YOUR GOAL:
Copy out each line of the data holding "type".

━━━━━ INFORMATION SUPPLIED ━━━━━

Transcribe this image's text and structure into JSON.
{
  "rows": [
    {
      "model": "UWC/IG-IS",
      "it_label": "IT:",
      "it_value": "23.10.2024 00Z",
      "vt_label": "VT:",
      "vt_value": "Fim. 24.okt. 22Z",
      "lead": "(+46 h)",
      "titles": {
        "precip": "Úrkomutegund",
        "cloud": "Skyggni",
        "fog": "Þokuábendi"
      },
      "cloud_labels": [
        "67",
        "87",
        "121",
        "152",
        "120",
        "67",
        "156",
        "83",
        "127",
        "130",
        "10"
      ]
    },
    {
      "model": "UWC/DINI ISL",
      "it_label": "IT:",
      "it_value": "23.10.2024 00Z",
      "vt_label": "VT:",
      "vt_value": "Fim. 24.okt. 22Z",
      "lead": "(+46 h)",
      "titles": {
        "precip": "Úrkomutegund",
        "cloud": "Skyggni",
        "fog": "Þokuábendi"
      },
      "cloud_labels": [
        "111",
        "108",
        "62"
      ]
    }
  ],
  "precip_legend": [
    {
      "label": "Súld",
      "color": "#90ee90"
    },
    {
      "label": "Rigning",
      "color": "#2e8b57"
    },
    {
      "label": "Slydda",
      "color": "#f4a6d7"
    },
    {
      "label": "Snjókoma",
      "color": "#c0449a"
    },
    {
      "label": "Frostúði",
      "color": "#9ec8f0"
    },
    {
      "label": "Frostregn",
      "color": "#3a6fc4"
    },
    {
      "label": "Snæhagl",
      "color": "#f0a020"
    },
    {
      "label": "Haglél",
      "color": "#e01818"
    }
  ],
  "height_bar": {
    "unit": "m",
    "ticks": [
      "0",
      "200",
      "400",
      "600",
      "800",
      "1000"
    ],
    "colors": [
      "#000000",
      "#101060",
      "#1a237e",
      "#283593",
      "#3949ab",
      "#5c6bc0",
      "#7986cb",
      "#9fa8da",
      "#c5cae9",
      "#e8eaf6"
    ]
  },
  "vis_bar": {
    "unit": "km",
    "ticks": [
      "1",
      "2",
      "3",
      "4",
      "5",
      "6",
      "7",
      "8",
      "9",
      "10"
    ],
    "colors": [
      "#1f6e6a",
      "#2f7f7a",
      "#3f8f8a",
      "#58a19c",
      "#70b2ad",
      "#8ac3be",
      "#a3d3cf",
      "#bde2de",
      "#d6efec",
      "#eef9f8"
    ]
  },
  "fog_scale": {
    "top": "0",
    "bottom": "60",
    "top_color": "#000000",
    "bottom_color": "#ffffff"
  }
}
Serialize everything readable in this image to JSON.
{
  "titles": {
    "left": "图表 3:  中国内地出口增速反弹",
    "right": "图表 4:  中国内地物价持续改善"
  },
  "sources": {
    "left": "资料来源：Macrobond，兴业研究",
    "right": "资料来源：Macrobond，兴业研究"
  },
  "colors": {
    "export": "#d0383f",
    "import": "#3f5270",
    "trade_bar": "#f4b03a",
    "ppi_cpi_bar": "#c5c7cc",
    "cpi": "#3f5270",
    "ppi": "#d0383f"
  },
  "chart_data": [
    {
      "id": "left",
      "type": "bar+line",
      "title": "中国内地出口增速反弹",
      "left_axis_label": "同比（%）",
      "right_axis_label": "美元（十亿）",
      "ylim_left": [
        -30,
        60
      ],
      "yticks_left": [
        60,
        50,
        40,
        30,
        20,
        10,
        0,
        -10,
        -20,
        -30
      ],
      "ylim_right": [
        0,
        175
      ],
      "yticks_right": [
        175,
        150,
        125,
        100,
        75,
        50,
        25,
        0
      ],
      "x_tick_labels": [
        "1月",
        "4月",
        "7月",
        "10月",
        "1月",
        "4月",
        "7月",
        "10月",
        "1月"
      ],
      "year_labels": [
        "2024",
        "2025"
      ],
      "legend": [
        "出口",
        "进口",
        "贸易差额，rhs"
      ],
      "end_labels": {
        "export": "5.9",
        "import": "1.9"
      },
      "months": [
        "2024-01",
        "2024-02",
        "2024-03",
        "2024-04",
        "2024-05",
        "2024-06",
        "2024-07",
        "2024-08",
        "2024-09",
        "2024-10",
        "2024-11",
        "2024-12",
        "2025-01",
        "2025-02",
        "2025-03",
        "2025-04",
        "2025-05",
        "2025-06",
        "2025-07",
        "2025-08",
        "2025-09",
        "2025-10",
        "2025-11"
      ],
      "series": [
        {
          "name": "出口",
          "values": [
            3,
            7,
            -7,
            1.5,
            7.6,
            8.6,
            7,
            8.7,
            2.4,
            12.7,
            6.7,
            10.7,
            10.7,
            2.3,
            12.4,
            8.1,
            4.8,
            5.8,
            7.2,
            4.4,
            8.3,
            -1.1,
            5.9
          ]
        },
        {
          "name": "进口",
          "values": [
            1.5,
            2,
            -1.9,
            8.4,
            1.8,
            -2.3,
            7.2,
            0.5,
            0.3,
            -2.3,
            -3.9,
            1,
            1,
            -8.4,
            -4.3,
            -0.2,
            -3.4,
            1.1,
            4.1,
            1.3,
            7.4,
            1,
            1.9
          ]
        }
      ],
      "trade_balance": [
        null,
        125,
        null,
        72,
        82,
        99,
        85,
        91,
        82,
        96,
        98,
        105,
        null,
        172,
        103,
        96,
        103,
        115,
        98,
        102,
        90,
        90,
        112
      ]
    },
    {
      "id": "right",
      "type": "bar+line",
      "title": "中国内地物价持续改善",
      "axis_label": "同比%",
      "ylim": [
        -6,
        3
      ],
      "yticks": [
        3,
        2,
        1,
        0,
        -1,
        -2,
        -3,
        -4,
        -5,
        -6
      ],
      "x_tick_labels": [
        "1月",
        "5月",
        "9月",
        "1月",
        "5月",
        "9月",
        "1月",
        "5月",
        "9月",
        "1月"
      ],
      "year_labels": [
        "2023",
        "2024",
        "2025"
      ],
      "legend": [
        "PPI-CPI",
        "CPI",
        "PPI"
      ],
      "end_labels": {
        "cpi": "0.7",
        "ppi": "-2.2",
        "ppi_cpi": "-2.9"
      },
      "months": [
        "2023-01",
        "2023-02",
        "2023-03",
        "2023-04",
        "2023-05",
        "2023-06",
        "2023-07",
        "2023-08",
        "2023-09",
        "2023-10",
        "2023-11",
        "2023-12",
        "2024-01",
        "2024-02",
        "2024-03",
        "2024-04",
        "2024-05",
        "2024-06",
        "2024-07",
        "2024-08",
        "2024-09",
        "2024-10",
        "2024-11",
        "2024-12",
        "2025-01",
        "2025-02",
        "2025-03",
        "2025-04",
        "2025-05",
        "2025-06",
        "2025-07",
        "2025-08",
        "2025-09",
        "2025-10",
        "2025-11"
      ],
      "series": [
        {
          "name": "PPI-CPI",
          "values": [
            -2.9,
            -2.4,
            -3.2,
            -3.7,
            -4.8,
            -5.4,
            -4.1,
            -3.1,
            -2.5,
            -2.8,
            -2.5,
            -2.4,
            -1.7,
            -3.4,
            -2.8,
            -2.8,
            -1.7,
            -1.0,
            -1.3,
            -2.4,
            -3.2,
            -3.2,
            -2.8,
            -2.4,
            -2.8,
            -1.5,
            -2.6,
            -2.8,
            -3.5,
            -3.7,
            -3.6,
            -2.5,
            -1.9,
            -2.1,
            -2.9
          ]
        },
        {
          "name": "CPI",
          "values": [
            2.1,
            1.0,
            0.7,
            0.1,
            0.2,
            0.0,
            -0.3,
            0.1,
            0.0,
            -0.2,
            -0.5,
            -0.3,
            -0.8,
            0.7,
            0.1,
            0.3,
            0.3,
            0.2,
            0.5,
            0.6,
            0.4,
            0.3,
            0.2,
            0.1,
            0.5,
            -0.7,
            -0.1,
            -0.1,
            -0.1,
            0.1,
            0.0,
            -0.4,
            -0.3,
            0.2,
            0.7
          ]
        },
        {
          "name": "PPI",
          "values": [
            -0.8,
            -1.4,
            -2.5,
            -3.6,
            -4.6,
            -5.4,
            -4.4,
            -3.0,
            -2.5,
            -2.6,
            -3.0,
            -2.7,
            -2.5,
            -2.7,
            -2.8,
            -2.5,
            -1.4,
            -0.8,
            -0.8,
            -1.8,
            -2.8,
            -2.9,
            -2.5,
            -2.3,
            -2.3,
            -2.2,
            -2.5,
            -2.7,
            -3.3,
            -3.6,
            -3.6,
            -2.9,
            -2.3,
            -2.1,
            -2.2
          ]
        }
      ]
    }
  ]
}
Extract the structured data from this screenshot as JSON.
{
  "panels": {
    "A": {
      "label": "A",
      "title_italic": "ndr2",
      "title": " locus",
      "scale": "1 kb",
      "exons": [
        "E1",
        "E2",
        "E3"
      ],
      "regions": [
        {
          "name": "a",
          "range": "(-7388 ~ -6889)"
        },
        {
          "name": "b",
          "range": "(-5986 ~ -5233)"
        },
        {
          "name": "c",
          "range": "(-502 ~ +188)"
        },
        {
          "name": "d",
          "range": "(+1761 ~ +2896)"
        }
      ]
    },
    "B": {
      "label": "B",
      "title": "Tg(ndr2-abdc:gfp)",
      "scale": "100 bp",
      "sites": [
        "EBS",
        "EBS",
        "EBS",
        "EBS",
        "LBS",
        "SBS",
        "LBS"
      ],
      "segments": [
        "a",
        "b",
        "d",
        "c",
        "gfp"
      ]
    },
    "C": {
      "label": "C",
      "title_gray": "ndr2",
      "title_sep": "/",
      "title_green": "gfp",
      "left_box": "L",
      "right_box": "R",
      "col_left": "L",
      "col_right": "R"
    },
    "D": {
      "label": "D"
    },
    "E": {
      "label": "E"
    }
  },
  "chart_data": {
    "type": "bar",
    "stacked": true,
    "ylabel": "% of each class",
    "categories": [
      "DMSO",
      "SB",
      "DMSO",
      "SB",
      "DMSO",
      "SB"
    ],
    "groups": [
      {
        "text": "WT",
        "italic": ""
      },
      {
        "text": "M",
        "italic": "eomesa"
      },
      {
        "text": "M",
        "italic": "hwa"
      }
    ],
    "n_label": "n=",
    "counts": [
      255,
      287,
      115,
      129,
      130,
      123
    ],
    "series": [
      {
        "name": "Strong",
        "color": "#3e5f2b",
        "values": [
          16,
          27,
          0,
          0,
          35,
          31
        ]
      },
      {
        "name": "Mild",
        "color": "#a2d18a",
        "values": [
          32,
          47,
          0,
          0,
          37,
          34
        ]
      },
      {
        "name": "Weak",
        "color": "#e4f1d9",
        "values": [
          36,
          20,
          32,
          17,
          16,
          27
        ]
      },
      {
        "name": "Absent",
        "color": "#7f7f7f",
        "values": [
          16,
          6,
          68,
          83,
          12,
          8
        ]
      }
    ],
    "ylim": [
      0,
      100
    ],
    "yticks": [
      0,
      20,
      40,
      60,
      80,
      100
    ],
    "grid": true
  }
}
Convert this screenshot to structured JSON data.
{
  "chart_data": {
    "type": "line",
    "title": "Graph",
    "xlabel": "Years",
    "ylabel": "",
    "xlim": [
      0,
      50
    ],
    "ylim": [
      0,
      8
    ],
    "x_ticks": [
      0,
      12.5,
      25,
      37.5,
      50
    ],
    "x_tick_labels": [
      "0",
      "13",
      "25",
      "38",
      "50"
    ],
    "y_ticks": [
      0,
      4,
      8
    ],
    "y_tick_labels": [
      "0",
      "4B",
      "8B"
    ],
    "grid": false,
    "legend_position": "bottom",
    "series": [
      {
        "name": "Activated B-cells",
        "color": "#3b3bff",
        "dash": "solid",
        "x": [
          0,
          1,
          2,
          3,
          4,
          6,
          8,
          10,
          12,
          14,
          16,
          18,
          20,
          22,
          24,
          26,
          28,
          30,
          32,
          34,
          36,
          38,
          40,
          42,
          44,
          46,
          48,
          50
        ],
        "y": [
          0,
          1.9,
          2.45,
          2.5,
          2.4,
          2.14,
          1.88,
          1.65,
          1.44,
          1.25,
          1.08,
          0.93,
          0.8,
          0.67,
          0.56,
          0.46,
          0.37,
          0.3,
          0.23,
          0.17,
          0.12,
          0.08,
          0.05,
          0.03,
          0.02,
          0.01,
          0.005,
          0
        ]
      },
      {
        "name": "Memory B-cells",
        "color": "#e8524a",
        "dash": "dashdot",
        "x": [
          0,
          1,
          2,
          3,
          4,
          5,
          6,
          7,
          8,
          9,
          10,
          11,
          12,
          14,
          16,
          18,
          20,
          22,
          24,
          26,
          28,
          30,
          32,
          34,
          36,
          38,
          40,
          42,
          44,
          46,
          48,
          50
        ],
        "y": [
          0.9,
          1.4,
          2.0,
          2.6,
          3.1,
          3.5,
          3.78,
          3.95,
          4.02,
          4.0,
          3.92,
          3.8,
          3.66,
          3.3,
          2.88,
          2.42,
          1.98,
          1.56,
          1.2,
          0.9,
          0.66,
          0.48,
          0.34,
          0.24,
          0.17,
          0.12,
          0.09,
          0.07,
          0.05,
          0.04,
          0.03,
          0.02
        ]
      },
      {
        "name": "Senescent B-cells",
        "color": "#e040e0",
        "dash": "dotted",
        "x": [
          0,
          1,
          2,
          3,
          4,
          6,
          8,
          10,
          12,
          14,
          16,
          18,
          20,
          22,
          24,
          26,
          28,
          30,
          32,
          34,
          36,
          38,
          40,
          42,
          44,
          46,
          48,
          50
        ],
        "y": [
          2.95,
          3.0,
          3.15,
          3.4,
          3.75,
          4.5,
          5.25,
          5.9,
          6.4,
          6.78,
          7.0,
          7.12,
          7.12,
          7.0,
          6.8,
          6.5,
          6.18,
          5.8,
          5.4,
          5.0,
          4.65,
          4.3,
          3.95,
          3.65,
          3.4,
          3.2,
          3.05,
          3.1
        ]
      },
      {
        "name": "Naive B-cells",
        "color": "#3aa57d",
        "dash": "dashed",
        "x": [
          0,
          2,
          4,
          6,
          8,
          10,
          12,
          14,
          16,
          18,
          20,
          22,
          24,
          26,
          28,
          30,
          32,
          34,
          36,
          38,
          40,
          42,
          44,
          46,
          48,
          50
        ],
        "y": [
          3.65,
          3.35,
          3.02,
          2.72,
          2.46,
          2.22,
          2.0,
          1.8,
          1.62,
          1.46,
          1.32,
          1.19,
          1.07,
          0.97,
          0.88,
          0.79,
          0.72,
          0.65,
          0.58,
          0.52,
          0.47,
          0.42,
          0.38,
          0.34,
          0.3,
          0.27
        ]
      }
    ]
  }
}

━━━━━

FINISHED EXERCISE:
      "type": "bar+line",
      "type": "bar+line",
    "type": "bar",
    "type": "line",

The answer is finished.